▶ [Work instructions]:
Repeat the material below exactly, with no pictures.
*-*-*
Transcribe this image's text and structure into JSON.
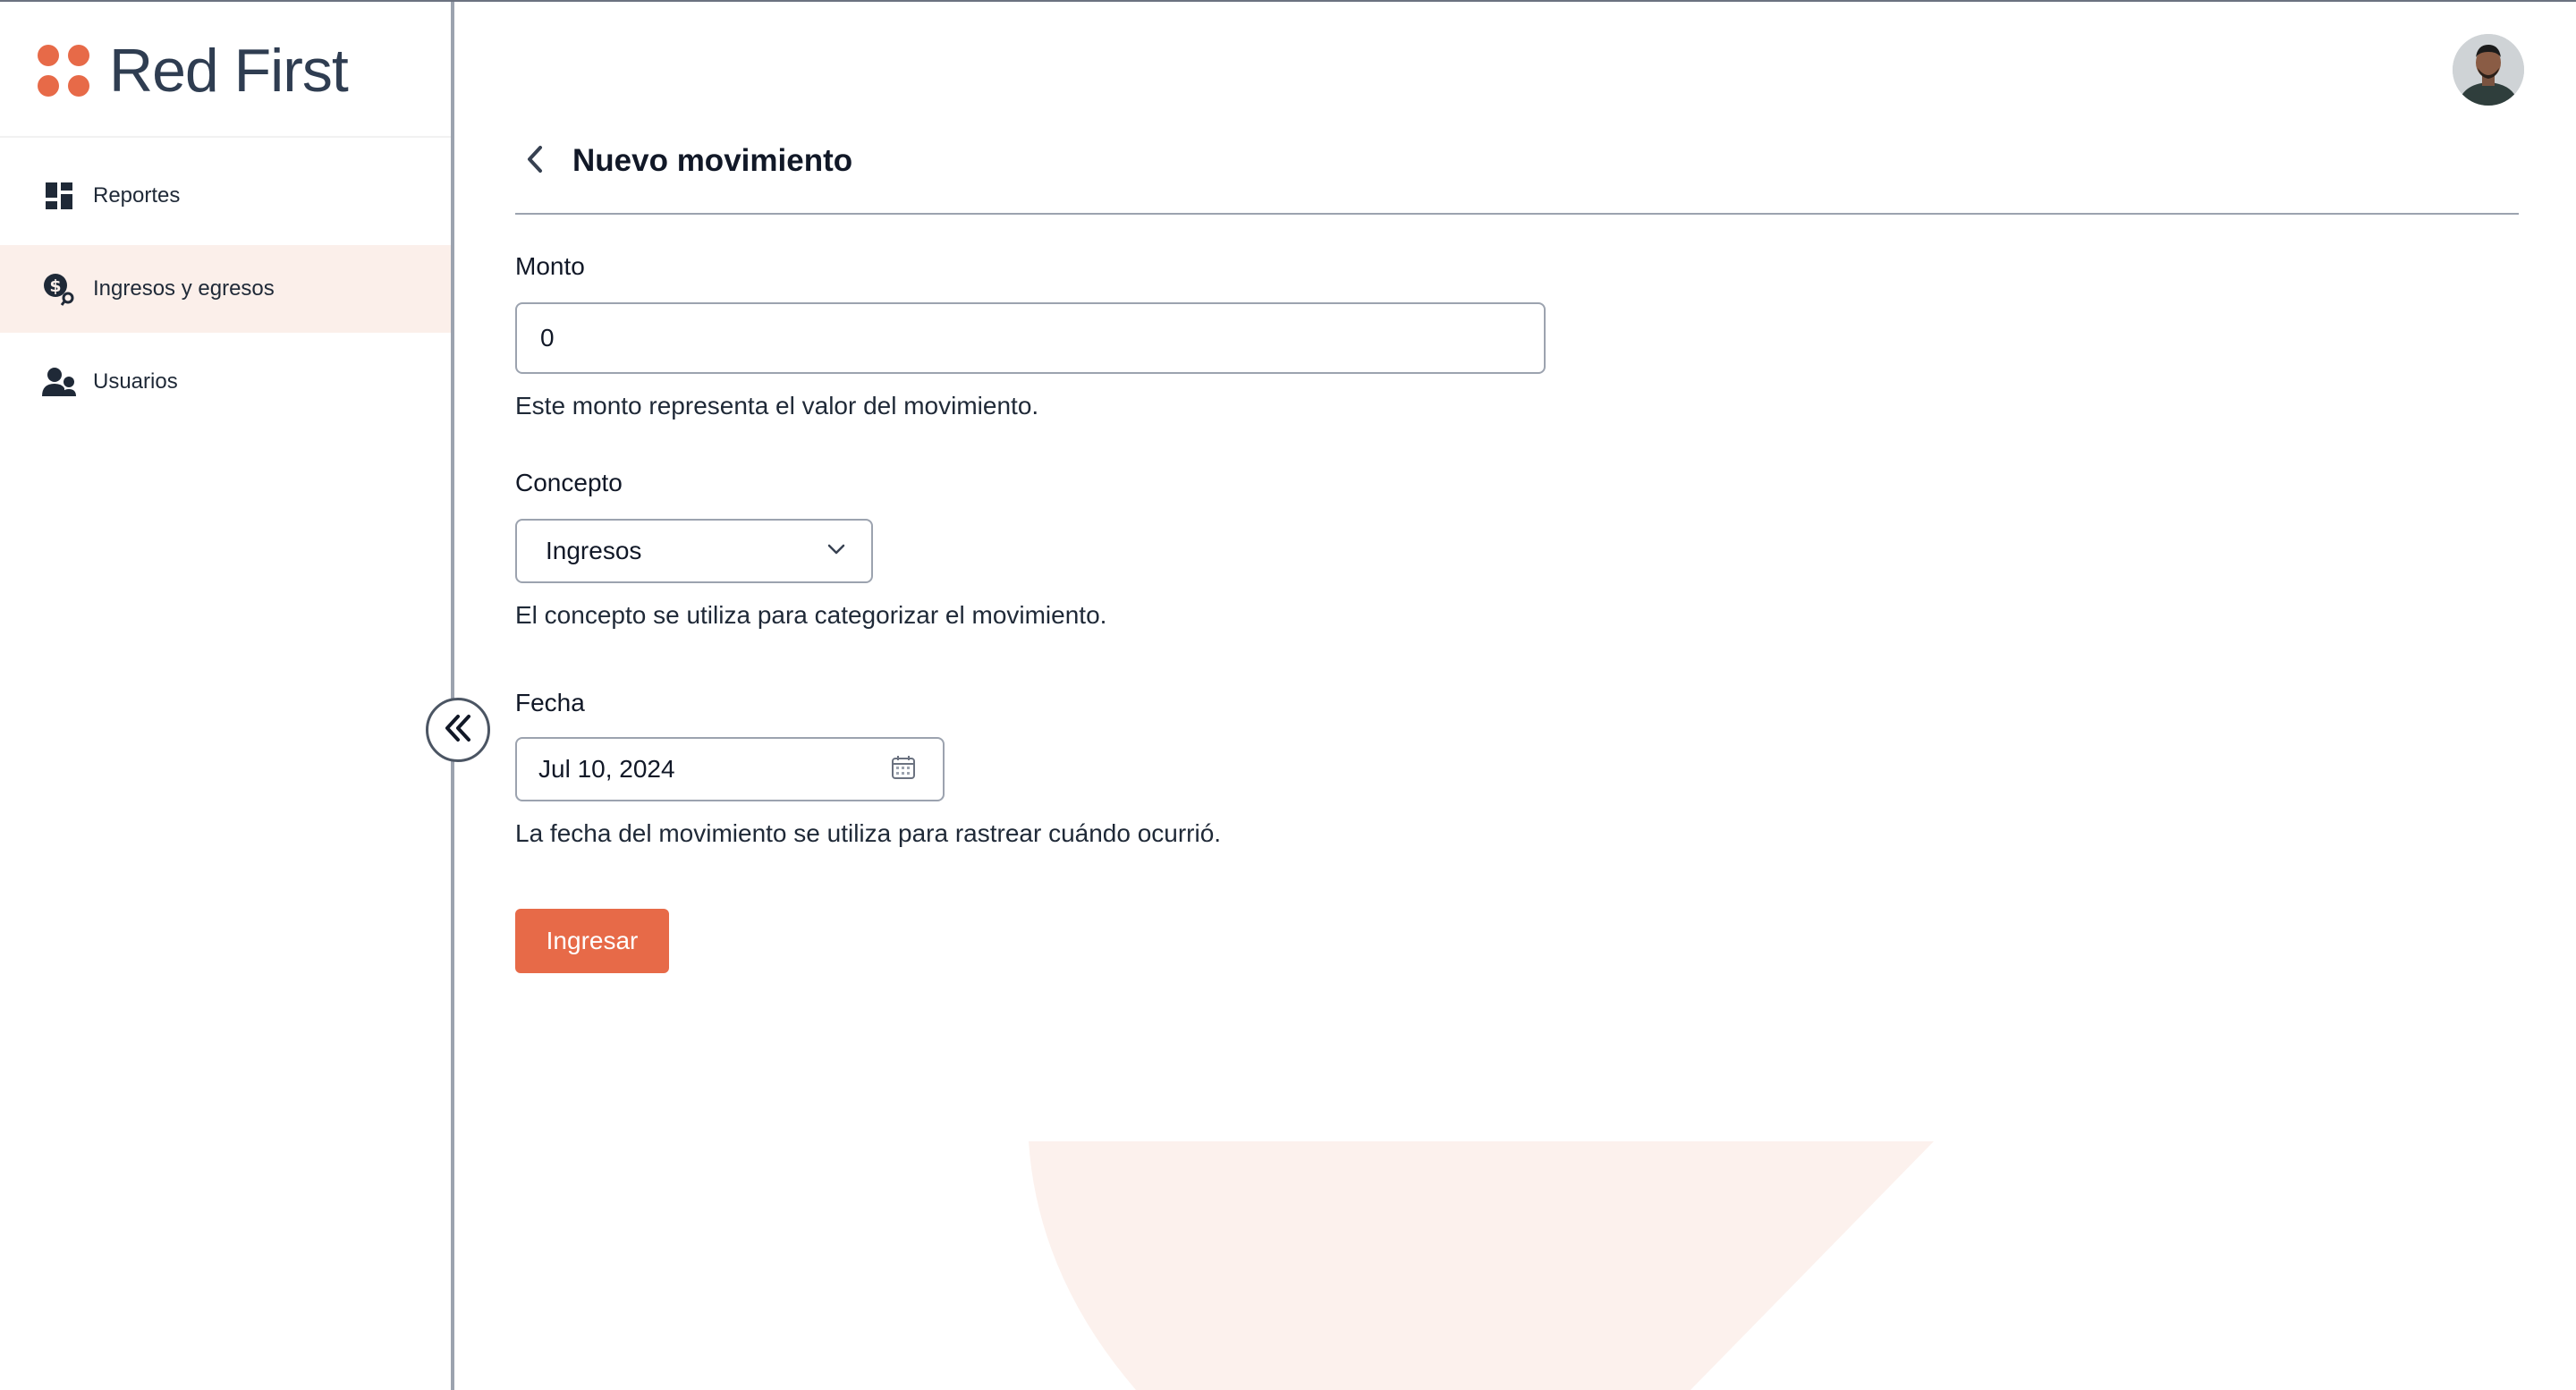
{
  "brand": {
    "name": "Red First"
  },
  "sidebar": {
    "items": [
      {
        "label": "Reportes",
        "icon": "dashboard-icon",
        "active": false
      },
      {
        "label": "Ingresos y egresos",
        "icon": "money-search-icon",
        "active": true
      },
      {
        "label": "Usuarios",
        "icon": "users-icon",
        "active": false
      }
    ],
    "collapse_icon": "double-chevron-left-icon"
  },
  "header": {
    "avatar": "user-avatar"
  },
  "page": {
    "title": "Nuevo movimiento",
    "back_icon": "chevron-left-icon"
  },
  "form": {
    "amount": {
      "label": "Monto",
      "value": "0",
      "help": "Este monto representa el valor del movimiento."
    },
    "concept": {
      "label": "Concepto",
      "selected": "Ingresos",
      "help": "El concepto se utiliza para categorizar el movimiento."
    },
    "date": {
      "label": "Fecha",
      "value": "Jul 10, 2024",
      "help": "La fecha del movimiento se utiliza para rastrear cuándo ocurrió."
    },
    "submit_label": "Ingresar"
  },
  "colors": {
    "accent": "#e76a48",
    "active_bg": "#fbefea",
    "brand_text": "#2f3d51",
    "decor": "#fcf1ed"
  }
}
*-*-*
▶ [Result]:
Transcribe this image's text and structure into JSON.
{
  "brand": {
    "name": "Red First"
  },
  "sidebar": {
    "items": [
      {
        "label": "Reportes",
        "icon": "dashboard-icon",
        "active": false
      },
      {
        "label": "Ingresos y egresos",
        "icon": "money-search-icon",
        "active": true
      },
      {
        "label": "Usuarios",
        "icon": "users-icon",
        "active": false
      }
    ],
    "collapse_icon": "double-chevron-left-icon"
  },
  "header": {
    "avatar": "user-avatar"
  },
  "page": {
    "title": "Nuevo movimiento",
    "back_icon": "chevron-left-icon"
  },
  "form": {
    "amount": {
      "label": "Monto",
      "value": "0",
      "help": "Este monto representa el valor del movimiento."
    },
    "concept": {
      "label": "Concepto",
      "selected": "Ingresos",
      "help": "El concepto se utiliza para categorizar el movimiento."
    },
    "date": {
      "label": "Fecha",
      "value": "Jul 10, 2024",
      "help": "La fecha del movimiento se utiliza para rastrear cuándo ocurrió."
    },
    "submit_label": "Ingresar"
  },
  "colors": {
    "accent": "#e76a48",
    "active_bg": "#fbefea",
    "brand_text": "#2f3d51",
    "decor": "#fcf1ed"
  }
}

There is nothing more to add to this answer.